▶ [Document section]:
■ ■ ■ ■

Accusation…or Discernment?
Accusation can be masked as discernment.
Did you know Satan is the accuser of the brethren?
Did you know that sometimes we join him in the accusing?
Knowing the difference between having true discernment in a situation and indulging in Satan's accusations towards God’s people can be tricky.
Sometimes, we can mistake true discernment with accusation (and feel guilty for seeing what God is showing us) –For example, I can see something is off in a person or situation and then brush it off because I don’t want to “judge” – but God has laid it in my hands to either say something or pray about it. True discernment from God is not always something we want to see, but it is a gift, and we should be obedient to what He would have us do with it when He reveals it to us.
On the other hand, we can also mistake accusation and judgment with discernment, typically causing harm. The key here is to know the difference, because not all of our perceived “discernment” comes from God, especially when it accuses another brother or sister continually. The keyword here is “continually.” Discernment is also not for the purpose of keeping you isolated from others. I cannot tell you how many times I have seen people isolating themselves from the body of Christ because of their own relational issues, and they arrogantly believe it is because they have ‘discernment.’ It is quite sad to see.
If your “discernment” is causing you to feel anger, resentment, fear, anxiety, depression, obsession, bitterness, rage, or spiritual pride, it may be that this isn’t purely discernment, but a complex mix of judgments, past traumas, unforgiveness, and unfounded accusations towards another person.
We have to keep in mind that in the Church, Satan will not always attack by means of “outside” the camp. Sometimes, he will attack on the inside, to divide and to conquer.

■ ■ ■ ■

▶ [Stored records]:
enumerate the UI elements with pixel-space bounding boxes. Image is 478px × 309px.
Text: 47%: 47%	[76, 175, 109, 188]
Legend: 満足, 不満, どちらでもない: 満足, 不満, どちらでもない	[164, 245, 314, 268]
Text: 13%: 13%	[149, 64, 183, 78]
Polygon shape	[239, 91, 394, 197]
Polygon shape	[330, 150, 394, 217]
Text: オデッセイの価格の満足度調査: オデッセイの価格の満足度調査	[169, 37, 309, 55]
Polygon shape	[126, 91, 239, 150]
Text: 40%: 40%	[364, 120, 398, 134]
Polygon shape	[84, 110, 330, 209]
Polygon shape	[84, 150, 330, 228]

■ ■ ■ ■

▶ [Exercises]:
1. Summarize the passage on accusation and discernment in two sentences.
2. Duplicate the portion of the passage on accusation and discernment that begins at the words "Did you know Satan" and stops after "can be tricky.".
3. Translate this sentence from the passage on accusation and discernment into Spanish: "Discernment is also not for the purpose of keeping you isolated from others."
The rows come from a source separate from the passage.

▶ [Task-by-task answers]:
1. The passage distinguishes true discernment from accusation, noting that people sometimes dismiss genuine discernment from God because they do not want to judge, and sometimes mistake continual accusation against a fellow believer for discernment, which typically causes harm. It warns that so-called discernment accompanied by anger, resentment, bitterness, or spiritual pride may instead be a mix of judgments, past traumas, unforgiveness, and unfounded accusations, and that Satan may attack the Church from the inside to divide and conquer.

2.
Did you know Satan is the accuser of the brethren?
Did you know that sometimes we join him in the accusing?
Knowing the difference between having true discernment in a situation and indulging in Satan's accusations towards God’s people can be tricky.

3. El discernimiento tampoco tiene el propósito de mantenerte aislado de los demás.